### What the task asks:
Output the data exactly, with every line intact.

### Records shown:

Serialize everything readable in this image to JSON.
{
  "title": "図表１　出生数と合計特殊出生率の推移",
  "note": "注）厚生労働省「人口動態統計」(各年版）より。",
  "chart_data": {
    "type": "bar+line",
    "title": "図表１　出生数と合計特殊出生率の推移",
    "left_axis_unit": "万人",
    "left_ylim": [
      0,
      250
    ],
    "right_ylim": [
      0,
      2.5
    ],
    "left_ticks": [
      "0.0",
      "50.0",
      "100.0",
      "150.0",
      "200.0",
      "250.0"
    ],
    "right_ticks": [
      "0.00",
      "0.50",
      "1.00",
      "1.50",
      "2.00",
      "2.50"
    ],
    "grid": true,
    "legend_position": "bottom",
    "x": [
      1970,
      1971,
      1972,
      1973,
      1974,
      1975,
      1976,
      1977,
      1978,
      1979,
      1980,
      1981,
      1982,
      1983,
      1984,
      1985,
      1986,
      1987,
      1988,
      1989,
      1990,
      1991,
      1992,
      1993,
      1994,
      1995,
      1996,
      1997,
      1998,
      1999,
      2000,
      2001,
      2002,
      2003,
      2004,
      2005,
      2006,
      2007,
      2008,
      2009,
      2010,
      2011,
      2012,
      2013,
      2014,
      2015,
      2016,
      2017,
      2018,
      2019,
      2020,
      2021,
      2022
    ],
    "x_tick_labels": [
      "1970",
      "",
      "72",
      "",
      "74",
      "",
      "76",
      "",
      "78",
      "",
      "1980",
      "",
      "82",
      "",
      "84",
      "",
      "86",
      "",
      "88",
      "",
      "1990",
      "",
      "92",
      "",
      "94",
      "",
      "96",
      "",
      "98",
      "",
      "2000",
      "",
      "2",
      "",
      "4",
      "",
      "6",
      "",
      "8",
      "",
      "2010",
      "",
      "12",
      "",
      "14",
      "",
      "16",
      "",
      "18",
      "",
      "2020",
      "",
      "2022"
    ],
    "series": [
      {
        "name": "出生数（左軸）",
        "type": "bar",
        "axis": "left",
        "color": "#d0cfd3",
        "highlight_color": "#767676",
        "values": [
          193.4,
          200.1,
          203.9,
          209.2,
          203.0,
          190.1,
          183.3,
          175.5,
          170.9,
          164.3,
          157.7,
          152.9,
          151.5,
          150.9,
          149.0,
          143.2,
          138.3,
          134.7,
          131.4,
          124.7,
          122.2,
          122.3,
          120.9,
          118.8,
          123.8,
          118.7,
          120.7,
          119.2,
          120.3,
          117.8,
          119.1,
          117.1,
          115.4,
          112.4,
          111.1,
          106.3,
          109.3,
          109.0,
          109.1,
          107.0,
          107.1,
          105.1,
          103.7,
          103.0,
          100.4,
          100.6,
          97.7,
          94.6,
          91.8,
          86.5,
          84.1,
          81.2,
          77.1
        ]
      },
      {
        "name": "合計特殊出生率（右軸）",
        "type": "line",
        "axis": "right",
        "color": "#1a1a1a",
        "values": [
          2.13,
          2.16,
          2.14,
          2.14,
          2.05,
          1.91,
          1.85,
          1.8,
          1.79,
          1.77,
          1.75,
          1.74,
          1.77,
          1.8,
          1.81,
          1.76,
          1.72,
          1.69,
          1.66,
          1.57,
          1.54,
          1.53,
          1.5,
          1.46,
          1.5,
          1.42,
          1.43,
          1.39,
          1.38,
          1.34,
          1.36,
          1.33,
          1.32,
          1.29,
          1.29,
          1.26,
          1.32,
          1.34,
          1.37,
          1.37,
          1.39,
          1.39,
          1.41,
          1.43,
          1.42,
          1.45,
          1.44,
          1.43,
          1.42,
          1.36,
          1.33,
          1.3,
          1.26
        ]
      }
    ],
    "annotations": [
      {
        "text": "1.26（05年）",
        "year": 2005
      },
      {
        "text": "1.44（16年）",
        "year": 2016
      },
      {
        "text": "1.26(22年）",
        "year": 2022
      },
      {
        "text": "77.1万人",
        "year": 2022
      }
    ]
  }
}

### Task response:
Serialize everything readable in this image to JSON.
{
  "title": "図表１　出生数と合計特殊出生率の推移",
  "note": "注）厚生労働省「人口動態統計」(各年版）より。",
  "chart_data": {
    "type": "bar+line",
    "title": "図表１　出生数と合計特殊出生率の推移",
    "left_axis_unit": "万人",
    "left_ylim": [
      0,
      250
    ],
    "right_ylim": [
      0,
      2.5
    ],
    "left_ticks": [
      "0.0",
      "50.0",
      "100.0",
      "150.0",
      "200.0",
      "250.0"
    ],
    "right_ticks": [
      "0.00",
      "0.50",
      "1.00",
      "1.50",
      "2.00",
      "2.50"
    ],
    "grid": true,
    "legend_position": "bottom",
    "x": [
      1970,
      1971,
      1972,
      1973,
      1974,
      1975,
      1976,
      1977,
      1978,
      1979,
      1980,
      1981,
      1982,
      1983,
      1984,
      1985,
      1986,
      1987,
      1988,
      1989,
      1990,
      1991,
      1992,
      1993,
      1994,
      1995,
      1996,
      1997,
      1998,
      1999,
      2000,
      2001,
      2002,
      2003,
      2004,
      2005,
      2006,
      2007,
      2008,
      2009,
      2010,
      2011,
      2012,
      2013,
      2014,
      2015,
      2016,
      2017,
      2018,
      2019,
      2020,
      2021,
      2022
    ],
    "x_tick_labels": [
      "1970",
      "",
      "72",
      "",
      "74",
      "",
      "76",
      "",
      "78",
      "",
      "1980",
      "",
      "82",
      "",
      "84",
      "",
      "86",
      "",
      "88",
      "",
      "1990",
      "",
      "92",
      "",
      "94",
      "",
      "96",
      "",
      "98",
      "",
      "2000",
      "",
      "2",
      "",
      "4",
      "",
      "6",
      "",
      "8",
      "",
      "2010",
      "",
      "12",
      "",
      "14",
      "",
      "16",
      "",
      "18",
      "",
      "2020",
      "",
      "2022"
    ],
    "series": [
      {
        "name": "出生数（左軸）",
        "type": "bar",
        "axis": "left",
        "color": "#d0cfd3",
        "highlight_color": "#767676",
        "values": [
          193.4,
          200.1,
          203.9,
          209.2,
          203.0,
          190.1,
          183.3,
          175.5,
          170.9,
          164.3,
          157.7,
          152.9,
          151.5,
          150.9,
          149.0,
          143.2,
          138.3,
          134.7,
          131.4,
          124.7,
          122.2,
          122.3,
          120.9,
          118.8,
          123.8,
          118.7,
          120.7,
          119.2,
          120.3,
          117.8,
          119.1,
          117.1,
          115.4,
          112.4,
          111.1,
          106.3,
          109.3,
          109.0,
          109.1,
          107.0,
          107.1,
          105.1,
          103.7,
          103.0,
          100.4,
          100.6,
          97.7,
          94.6,
          91.8,
          86.5,
          84.1,
          81.2,
          77.1
        ]
      },
      {
        "name": "合計特殊出生率（右軸）",
        "type": "line",
        "axis": "right",
        "color": "#1a1a1a",
        "values": [
          2.13,
          2.16,
          2.14,
          2.14,
          2.05,
          1.91,
          1.85,
          1.8,
          1.79,
          1.77,
          1.75,
          1.74,
          1.77,
          1.8,
          1.81,
          1.76,
          1.72,
          1.69,
          1.66,
          1.57,
          1.54,
          1.53,
          1.5,
          1.46,
          1.5,
          1.42,
          1.43,
          1.39,
          1.38,
          1.34,
          1.36,
          1.33,
          1.32,
          1.29,
          1.29,
          1.26,
          1.32,
          1.34,
          1.37,
          1.37,
          1.39,
          1.39,
          1.41,
          1.43,
          1.42,
          1.45,
          1.44,
          1.43,
          1.42,
          1.36,
          1.33,
          1.3,
          1.26
        ]
      }
    ],
    "annotations": [
      {
        "text": "1.26（05年）",
        "year": 2005
      },
      {
        "text": "1.44（16年）",
        "year": 2016
      },
      {
        "text": "1.26(22年）",
        "year": 2022
      },
      {
        "text": "77.1万人",
        "year": 2022
      }
    ]
  }
}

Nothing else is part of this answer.